INSTRUCTIONS TO FOLLOW: Each line holding the word "name" counts once; give the total and nothing more.

## Start

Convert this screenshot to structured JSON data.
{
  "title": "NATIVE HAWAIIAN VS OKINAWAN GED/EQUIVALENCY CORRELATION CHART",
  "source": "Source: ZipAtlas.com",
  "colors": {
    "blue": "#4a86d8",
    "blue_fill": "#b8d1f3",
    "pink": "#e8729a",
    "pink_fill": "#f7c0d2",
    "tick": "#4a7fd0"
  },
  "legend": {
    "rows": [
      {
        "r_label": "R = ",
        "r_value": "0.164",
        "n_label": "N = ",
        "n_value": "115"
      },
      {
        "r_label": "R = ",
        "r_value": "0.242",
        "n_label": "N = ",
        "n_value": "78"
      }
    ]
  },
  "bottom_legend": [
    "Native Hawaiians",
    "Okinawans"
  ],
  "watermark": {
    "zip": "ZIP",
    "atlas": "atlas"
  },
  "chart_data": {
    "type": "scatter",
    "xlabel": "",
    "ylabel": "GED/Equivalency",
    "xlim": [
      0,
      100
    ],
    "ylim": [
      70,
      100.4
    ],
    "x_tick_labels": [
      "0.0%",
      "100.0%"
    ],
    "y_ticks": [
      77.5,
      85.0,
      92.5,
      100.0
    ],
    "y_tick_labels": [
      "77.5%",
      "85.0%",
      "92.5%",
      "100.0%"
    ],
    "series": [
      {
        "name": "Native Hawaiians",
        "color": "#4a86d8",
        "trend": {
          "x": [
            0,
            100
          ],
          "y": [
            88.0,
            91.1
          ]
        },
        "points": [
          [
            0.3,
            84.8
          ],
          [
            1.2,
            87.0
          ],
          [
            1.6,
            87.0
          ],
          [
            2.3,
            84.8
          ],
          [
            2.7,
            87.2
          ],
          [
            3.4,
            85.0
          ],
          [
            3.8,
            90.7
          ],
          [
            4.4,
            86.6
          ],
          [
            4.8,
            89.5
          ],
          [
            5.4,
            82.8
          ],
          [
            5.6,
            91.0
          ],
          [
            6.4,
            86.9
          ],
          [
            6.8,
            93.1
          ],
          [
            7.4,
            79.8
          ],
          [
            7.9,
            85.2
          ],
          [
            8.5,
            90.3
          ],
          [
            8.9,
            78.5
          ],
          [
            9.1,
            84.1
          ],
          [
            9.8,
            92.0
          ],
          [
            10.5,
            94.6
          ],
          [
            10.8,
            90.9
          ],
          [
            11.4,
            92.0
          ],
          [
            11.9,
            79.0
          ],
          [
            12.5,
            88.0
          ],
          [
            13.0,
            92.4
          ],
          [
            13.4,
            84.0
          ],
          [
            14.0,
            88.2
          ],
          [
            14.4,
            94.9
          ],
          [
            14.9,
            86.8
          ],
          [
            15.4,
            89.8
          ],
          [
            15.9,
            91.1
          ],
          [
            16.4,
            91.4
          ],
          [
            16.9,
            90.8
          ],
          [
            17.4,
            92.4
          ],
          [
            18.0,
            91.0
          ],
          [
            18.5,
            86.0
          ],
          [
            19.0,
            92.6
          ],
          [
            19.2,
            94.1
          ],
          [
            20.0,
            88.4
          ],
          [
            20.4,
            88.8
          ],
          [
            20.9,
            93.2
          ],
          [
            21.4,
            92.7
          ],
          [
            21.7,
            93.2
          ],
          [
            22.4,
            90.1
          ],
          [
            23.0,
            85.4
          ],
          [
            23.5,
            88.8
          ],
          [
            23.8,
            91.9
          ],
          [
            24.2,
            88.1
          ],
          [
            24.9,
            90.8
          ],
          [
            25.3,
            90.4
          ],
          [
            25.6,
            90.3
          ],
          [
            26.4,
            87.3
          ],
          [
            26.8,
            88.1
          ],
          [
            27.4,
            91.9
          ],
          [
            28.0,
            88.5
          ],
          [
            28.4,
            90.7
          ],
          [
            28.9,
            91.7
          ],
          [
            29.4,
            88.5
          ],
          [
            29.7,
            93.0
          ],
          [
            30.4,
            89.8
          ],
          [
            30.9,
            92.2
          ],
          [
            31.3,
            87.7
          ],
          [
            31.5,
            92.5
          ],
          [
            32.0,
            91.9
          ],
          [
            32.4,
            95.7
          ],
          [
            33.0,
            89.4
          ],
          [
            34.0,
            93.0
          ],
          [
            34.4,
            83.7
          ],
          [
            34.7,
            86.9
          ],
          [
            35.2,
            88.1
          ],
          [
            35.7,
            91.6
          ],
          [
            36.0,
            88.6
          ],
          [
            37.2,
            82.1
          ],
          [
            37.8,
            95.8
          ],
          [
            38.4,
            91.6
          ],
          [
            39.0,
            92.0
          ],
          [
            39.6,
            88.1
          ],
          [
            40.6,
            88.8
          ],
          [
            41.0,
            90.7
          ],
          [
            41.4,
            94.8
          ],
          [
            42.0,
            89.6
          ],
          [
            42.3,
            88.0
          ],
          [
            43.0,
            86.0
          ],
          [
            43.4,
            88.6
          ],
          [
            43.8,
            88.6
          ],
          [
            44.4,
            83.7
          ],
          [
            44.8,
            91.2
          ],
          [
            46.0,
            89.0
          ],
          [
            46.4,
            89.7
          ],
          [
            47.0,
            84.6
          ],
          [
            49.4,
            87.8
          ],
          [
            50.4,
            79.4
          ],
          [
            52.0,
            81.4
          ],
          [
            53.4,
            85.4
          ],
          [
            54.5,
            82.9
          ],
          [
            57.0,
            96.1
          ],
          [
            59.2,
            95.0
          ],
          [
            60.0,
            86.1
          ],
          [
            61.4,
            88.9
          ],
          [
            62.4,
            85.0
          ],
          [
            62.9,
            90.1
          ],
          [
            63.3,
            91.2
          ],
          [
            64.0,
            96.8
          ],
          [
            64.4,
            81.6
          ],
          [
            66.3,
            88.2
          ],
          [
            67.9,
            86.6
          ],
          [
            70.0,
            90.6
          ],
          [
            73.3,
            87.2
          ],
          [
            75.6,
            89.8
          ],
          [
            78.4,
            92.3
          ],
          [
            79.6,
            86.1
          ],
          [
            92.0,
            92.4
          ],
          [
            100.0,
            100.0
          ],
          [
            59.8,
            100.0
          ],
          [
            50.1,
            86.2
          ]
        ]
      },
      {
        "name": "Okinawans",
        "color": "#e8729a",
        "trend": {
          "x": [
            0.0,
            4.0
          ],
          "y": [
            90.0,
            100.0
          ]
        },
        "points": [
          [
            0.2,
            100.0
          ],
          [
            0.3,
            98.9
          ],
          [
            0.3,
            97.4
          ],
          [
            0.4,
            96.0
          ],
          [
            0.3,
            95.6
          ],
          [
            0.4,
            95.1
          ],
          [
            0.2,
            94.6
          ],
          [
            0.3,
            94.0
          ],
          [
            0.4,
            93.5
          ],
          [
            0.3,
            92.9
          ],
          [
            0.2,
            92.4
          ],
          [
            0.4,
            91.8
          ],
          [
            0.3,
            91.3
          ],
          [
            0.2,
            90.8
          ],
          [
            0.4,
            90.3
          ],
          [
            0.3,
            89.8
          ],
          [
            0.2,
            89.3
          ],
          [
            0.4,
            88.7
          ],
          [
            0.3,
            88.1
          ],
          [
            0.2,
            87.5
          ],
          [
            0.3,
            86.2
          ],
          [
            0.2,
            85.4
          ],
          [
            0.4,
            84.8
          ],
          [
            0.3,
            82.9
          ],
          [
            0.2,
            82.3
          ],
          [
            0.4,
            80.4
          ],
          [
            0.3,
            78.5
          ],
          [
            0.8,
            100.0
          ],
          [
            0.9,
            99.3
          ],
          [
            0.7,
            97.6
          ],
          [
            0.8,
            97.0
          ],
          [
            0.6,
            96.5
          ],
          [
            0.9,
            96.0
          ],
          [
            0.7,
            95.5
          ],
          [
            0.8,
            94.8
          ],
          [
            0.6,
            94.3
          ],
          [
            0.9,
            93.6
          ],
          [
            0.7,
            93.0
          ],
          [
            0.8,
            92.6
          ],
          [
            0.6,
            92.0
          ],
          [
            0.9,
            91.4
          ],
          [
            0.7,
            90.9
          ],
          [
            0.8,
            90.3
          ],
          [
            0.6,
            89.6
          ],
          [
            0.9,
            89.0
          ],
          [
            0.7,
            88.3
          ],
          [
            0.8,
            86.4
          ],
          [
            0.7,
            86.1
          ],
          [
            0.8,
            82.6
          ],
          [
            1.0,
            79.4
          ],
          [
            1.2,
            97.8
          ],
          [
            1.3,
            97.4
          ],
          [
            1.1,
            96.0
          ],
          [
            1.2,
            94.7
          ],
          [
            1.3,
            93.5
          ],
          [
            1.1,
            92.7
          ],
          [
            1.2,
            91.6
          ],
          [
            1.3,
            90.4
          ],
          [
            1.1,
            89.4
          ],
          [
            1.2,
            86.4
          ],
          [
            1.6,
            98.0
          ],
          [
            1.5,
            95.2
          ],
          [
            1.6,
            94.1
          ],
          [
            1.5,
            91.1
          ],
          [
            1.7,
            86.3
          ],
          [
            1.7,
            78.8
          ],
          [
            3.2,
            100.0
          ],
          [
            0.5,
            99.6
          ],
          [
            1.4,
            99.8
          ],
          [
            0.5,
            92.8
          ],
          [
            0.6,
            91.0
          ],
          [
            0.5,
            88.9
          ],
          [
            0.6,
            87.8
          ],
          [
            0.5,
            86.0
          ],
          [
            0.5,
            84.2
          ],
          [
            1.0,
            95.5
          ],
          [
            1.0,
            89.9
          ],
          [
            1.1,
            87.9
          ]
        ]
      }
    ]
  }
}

## End

WORKED SOLUTION: 2